■ **Stated problem**:
Output the data below in full, character for character.

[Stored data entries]
** BEGIN **

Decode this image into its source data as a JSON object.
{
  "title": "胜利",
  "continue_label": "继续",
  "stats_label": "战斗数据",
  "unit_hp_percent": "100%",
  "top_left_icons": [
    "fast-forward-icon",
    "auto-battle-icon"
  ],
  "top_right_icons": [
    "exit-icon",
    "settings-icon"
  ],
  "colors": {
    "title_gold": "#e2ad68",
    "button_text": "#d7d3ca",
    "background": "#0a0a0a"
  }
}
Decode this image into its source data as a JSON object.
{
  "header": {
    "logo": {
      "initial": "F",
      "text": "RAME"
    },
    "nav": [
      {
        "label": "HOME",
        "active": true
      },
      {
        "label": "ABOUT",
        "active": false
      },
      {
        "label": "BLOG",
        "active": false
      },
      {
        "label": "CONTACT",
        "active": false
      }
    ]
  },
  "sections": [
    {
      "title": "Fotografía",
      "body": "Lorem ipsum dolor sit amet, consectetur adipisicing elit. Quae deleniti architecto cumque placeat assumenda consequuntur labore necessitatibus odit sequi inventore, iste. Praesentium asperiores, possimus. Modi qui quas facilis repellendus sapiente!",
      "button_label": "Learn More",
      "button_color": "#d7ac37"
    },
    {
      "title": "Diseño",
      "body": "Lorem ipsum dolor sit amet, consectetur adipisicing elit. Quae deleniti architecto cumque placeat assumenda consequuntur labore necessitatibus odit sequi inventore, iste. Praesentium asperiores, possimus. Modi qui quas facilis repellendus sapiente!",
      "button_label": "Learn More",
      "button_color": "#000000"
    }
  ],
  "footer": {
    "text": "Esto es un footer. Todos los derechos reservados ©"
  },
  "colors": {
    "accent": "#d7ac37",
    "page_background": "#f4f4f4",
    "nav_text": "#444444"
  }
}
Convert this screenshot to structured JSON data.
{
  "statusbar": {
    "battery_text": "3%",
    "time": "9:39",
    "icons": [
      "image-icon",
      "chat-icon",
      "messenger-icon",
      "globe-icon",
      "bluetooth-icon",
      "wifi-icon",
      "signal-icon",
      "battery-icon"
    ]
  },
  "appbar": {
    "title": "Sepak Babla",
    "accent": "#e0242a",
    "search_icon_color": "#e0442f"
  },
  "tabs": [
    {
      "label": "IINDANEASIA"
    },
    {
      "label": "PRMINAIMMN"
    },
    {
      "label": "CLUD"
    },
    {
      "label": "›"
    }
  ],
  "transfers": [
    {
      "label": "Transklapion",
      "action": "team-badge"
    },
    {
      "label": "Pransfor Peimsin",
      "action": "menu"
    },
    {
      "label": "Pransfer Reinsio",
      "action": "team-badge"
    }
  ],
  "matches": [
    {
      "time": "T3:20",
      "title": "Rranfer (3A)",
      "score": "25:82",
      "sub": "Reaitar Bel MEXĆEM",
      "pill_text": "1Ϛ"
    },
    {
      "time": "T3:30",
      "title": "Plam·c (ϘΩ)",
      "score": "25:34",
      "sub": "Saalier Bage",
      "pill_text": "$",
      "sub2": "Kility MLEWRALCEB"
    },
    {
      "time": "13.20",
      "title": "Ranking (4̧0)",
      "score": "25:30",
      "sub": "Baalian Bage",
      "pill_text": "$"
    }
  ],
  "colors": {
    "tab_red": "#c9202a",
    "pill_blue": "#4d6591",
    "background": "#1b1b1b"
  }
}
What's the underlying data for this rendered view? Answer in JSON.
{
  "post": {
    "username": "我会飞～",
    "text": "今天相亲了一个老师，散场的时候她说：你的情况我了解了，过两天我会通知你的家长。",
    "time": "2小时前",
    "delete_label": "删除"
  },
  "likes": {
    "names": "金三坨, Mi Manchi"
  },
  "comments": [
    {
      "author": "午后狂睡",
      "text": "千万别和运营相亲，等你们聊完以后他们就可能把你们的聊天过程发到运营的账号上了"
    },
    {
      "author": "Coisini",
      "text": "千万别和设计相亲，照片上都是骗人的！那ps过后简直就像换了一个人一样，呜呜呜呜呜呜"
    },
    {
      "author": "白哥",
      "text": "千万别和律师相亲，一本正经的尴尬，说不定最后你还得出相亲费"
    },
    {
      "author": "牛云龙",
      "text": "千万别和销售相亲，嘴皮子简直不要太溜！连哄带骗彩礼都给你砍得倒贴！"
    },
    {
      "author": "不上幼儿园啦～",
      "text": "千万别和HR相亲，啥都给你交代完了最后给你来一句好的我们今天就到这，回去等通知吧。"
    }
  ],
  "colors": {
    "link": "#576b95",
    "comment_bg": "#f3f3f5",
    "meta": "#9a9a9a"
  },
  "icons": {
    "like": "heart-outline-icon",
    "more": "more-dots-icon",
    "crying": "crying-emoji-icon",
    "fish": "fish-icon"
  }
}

** END **

■ **Solution to the exercise**:
Decode this image into its source data as a JSON object.
{
  "title": "胜利",
  "continue_label": "继续",
  "stats_label": "战斗数据",
  "unit_hp_percent": "100%",
  "top_left_icons": [
    "fast-forward-icon",
    "auto-battle-icon"
  ],
  "top_right_icons": [
    "exit-icon",
    "settings-icon"
  ],
  "colors": {
    "title_gold": "#e2ad68",
    "button_text": "#d7d3ca",
    "background": "#0a0a0a"
  }
}
Decode this image into its source data as a JSON object.
{
  "header": {
    "logo": {
      "initial": "F",
      "text": "RAME"
    },
    "nav": [
      {
        "label": "HOME",
        "active": true
      },
      {
        "label": "ABOUT",
        "active": false
      },
      {
        "label": "BLOG",
        "active": false
      },
      {
        "label": "CONTACT",
        "active": false
      }
    ]
  },
  "sections": [
    {
      "title": "Fotografía",
      "body": "Lorem ipsum dolor sit amet, consectetur adipisicing elit. Quae deleniti architecto cumque placeat assumenda consequuntur labore necessitatibus odit sequi inventore, iste. Praesentium asperiores, possimus. Modi qui quas facilis repellendus sapiente!",
      "button_label": "Learn More",
      "button_color": "#d7ac37"
    },
    {
      "title": "Diseño",
      "body": "Lorem ipsum dolor sit amet, consectetur adipisicing elit. Quae deleniti architecto cumque placeat assumenda consequuntur labore necessitatibus odit sequi inventore, iste. Praesentium asperiores, possimus. Modi qui quas facilis repellendus sapiente!",
      "button_label": "Learn More",
      "button_color": "#000000"
    }
  ],
  "footer": {
    "text": "Esto es un footer. Todos los derechos reservados ©"
  },
  "colors": {
    "accent": "#d7ac37",
    "page_background": "#f4f4f4",
    "nav_text": "#444444"
  }
}
Convert this screenshot to structured JSON data.
{
  "statusbar": {
    "battery_text": "3%",
    "time": "9:39",
    "icons": [
      "image-icon",
      "chat-icon",
      "messenger-icon",
      "globe-icon",
      "bluetooth-icon",
      "wifi-icon",
      "signal-icon",
      "battery-icon"
    ]
  },
  "appbar": {
    "title": "Sepak Babla",
    "accent": "#e0242a",
    "search_icon_color": "#e0442f"
  },
  "tabs": [
    {
      "label": "IINDANEASIA"
    },
    {
      "label": "PRMINAIMMN"
    },
    {
      "label": "CLUD"
    },
    {
      "label": "›"
    }
  ],
  "transfers": [
    {
      "label": "Transklapion",
      "action": "team-badge"
    },
    {
      "label": "Pransfor Peimsin",
      "action": "menu"
    },
    {
      "label": "Pransfer Reinsio",
      "action": "team-badge"
    }
  ],
  "matches": [
    {
      "time": "T3:20",
      "title": "Rranfer (3A)",
      "score": "25:82",
      "sub": "Reaitar Bel MEXĆEM",
      "pill_text": "1Ϛ"
    },
    {
      "time": "T3:30",
      "title": "Plam·c (ϘΩ)",
      "score": "25:34",
      "sub": "Saalier Bage",
      "pill_text": "$",
      "sub2": "Kility MLEWRALCEB"
    },
    {
      "time": "13.20",
      "title": "Ranking (4̧0)",
      "score": "25:30",
      "sub": "Baalian Bage",
      "pill_text": "$"
    }
  ],
  "colors": {
    "tab_red": "#c9202a",
    "pill_blue": "#4d6591",
    "background": "#1b1b1b"
  }
}
What's the underlying data for this rendered view? Answer in JSON.
{
  "post": {
    "username": "我会飞～",
    "text": "今天相亲了一个老师，散场的时候她说：你的情况我了解了，过两天我会通知你的家长。",
    "time": "2小时前",
    "delete_label": "删除"
  },
  "likes": {
    "names": "金三坨, Mi Manchi"
  },
  "comments": [
    {
      "author": "午后狂睡",
      "text": "千万别和运营相亲，等你们聊完以后他们就可能把你们的聊天过程发到运营的账号上了"
    },
    {
      "author": "Coisini",
      "text": "千万别和设计相亲，照片上都是骗人的！那ps过后简直就像换了一个人一样，呜呜呜呜呜呜"
    },
    {
      "author": "白哥",
      "text": "千万别和律师相亲，一本正经的尴尬，说不定最后你还得出相亲费"
    },
    {
      "author": "牛云龙",
      "text": "千万别和销售相亲，嘴皮子简直不要太溜！连哄带骗彩礼都给你砍得倒贴！"
    },
    {
      "author": "不上幼儿园啦～",
      "text": "千万别和HR相亲，啥都给你交代完了最后给你来一句好的我们今天就到这，回去等通知吧。"
    }
  ],
  "colors": {
    "link": "#576b95",
    "comment_bg": "#f3f3f5",
    "meta": "#9a9a9a"
  },
  "icons": {
    "like": "heart-outline-icon",
    "more": "more-dots-icon",
    "crying": "crying-emoji-icon",
    "fish": "fish-icon"
  }
}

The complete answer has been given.